**Exercise brief**
Return the listing word for word, as given.

**Recorded data**
================
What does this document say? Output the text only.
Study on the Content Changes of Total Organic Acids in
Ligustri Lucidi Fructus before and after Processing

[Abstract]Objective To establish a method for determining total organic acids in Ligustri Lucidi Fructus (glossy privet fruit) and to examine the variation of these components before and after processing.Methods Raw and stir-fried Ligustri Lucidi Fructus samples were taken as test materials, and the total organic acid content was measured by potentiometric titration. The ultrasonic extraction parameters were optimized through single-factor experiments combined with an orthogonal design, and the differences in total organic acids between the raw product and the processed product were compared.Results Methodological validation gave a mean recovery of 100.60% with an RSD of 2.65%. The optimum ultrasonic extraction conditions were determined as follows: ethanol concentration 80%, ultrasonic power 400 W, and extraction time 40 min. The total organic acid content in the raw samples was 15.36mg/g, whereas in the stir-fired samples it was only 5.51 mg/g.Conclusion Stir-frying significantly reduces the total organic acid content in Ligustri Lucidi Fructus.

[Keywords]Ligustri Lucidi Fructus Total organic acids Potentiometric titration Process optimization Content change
================
**Exercise solution**
What does this document say? Output the text only.
Study on the Content Changes of Total Organic Acids in
Ligustri Lucidi Fructus before and after Processing

[Abstract]Objective To establish a method for determining total organic acids in Ligustri Lucidi Fructus (glossy privet fruit) and to examine the variation of these components before and after processing.Methods Raw and stir-fried Ligustri Lucidi Fructus samples were taken as test materials, and the total organic acid content was measured by potentiometric titration. The ultrasonic extraction parameters were optimized through single-factor experiments combined with an orthogonal design, and the differences in total organic acids between the raw product and the processed product were compared.Results Methodological validation gave a mean recovery of 100.60% with an RSD of 2.65%. The optimum ultrasonic extraction conditions were determined as follows: ethanol concentration 80%, ultrasonic power 400 W, and extraction time 40 min. The total organic acid content in the raw samples was 15.36mg/g, whereas in the stir-fired samples it was only 5.51 mg/g.Conclusion Stir-frying significantly reduces the total organic acid content in Ligustri Lucidi Fructus.

[Keywords]Ligustri Lucidi Fructus Total organic acids Potentiometric titration Process optimization Content change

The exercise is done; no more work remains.